Problem description: Identify each line containing the word "title" and copy it.

Extracted entries:
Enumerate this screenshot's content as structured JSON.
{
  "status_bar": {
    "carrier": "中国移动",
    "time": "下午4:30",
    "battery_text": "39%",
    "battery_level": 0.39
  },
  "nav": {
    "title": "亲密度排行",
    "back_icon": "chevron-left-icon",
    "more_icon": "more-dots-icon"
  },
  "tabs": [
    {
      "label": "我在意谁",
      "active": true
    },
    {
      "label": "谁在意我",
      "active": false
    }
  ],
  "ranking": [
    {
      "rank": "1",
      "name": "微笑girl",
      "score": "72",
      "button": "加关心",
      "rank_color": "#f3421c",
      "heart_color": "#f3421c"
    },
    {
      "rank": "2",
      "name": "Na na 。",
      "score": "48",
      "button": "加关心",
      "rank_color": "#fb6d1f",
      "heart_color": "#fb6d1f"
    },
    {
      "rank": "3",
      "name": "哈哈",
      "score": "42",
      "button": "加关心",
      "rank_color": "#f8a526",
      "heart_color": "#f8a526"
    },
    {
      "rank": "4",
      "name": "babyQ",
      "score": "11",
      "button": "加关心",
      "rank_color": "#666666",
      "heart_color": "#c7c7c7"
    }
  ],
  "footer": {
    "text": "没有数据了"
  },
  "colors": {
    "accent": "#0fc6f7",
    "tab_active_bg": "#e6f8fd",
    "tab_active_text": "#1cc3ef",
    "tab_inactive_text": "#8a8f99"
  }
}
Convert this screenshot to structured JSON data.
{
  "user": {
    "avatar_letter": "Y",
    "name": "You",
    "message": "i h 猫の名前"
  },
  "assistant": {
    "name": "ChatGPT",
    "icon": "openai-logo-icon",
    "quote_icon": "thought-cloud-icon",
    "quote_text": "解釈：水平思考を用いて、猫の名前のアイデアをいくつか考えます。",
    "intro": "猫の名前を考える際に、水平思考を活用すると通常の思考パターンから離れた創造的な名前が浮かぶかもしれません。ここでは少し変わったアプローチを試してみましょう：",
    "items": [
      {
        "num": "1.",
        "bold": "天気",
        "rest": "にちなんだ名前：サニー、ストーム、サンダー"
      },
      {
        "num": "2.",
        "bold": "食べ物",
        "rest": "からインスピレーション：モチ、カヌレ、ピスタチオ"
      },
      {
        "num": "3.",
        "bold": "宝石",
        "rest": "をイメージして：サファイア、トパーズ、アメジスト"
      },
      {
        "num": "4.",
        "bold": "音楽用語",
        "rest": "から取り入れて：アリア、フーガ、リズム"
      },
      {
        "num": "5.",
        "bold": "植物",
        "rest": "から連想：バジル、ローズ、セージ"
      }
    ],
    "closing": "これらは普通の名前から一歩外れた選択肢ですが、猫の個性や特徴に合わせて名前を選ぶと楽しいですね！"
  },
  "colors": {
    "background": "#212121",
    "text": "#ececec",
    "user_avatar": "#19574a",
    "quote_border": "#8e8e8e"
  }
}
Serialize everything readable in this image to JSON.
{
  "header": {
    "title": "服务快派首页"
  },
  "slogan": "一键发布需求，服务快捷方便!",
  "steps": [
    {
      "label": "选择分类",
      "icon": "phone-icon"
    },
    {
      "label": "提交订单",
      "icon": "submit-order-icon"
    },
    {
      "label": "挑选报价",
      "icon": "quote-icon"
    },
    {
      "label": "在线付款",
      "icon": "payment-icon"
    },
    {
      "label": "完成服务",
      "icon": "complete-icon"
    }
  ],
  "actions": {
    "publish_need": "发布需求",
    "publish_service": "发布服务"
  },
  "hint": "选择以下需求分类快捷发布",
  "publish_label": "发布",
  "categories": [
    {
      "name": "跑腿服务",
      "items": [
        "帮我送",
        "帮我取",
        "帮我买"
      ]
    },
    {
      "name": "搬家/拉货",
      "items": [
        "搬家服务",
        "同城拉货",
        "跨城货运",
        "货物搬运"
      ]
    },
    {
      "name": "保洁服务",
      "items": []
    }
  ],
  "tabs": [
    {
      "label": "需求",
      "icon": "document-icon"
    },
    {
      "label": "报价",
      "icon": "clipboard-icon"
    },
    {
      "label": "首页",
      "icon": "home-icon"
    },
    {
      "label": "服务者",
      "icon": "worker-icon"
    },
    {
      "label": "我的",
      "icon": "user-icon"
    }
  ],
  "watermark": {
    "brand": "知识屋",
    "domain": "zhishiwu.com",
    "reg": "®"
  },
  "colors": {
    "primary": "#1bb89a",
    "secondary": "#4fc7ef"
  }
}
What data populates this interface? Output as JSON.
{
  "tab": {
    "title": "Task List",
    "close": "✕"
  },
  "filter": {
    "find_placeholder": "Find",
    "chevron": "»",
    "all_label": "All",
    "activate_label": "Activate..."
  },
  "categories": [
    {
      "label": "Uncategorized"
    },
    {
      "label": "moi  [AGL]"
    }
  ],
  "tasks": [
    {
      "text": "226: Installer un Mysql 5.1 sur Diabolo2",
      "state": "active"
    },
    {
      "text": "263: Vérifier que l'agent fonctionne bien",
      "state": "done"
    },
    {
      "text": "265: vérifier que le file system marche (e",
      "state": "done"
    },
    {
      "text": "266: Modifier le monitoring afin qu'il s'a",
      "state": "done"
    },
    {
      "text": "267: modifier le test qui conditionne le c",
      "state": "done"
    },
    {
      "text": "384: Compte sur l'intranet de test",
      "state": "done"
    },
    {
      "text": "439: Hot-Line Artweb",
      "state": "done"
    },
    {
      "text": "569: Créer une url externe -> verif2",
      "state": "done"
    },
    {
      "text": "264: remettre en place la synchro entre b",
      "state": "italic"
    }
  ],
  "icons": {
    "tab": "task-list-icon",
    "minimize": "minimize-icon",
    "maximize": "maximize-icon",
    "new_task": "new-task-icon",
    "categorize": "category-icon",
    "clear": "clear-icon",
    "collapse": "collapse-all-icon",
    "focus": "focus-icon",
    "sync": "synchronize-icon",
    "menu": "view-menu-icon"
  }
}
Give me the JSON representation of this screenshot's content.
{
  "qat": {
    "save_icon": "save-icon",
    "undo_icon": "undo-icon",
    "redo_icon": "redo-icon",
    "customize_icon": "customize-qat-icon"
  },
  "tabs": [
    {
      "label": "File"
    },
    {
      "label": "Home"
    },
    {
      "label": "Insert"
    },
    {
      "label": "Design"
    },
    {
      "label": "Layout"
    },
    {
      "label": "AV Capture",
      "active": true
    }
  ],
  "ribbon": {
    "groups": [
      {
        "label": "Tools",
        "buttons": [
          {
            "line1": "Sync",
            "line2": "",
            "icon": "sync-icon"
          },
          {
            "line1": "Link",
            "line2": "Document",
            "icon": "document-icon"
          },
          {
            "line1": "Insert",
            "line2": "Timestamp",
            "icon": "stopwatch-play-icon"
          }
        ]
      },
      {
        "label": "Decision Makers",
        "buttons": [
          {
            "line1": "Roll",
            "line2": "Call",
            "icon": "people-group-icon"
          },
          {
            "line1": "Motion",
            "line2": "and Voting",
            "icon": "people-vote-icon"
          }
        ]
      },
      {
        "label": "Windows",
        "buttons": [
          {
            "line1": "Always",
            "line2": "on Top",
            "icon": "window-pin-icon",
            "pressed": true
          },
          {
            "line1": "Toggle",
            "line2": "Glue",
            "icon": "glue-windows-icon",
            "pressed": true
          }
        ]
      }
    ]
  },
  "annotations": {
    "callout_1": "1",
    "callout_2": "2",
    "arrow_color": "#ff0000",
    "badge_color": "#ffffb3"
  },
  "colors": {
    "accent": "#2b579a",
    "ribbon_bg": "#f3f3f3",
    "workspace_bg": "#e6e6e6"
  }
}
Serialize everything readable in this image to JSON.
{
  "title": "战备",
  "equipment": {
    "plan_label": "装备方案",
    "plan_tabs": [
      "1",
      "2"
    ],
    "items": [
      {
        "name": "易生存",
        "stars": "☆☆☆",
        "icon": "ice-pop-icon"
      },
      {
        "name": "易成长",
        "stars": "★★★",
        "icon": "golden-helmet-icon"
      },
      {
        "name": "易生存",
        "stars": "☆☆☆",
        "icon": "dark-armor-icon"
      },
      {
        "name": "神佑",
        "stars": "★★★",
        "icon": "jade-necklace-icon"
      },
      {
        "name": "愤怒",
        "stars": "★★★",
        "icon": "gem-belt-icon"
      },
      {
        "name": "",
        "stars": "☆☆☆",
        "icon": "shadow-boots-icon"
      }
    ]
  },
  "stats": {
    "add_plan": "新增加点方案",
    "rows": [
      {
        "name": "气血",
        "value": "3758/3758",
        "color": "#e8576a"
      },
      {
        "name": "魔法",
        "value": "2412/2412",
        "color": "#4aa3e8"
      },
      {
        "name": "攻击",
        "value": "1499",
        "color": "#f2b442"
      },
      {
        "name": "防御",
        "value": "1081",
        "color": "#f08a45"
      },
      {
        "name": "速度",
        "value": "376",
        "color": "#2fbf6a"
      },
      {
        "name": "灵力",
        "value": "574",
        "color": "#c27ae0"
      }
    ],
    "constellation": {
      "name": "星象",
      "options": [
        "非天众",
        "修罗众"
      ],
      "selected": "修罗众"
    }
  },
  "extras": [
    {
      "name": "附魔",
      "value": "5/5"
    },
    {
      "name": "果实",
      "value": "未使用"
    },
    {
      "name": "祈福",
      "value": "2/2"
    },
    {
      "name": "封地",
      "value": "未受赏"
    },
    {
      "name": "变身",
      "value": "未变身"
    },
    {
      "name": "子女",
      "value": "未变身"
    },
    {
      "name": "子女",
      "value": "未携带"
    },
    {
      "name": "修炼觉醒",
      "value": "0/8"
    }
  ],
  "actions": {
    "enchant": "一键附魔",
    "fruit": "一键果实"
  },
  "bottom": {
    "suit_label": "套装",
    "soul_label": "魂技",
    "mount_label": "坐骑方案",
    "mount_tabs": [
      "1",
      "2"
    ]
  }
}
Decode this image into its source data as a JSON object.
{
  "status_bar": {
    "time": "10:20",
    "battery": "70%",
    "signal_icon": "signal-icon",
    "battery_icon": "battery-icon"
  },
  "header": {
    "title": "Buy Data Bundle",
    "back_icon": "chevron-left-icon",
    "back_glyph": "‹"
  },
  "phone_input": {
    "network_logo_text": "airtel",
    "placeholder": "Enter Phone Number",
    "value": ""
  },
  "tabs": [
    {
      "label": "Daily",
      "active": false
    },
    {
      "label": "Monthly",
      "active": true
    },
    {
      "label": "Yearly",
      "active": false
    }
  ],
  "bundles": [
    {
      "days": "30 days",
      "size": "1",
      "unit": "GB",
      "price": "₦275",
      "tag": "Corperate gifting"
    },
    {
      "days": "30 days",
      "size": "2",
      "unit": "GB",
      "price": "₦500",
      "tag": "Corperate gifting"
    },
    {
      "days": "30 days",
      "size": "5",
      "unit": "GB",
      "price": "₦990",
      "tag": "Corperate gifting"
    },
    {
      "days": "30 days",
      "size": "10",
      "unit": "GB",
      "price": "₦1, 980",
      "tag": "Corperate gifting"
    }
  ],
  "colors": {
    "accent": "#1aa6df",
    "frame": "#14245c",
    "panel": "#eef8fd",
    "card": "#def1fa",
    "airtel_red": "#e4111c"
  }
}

Response:
    "title": "亲密度排行",
    "title": "服务快派首页"
    "title": "Task List",
  "title": "战备",
    "title": "Buy Data Bundle",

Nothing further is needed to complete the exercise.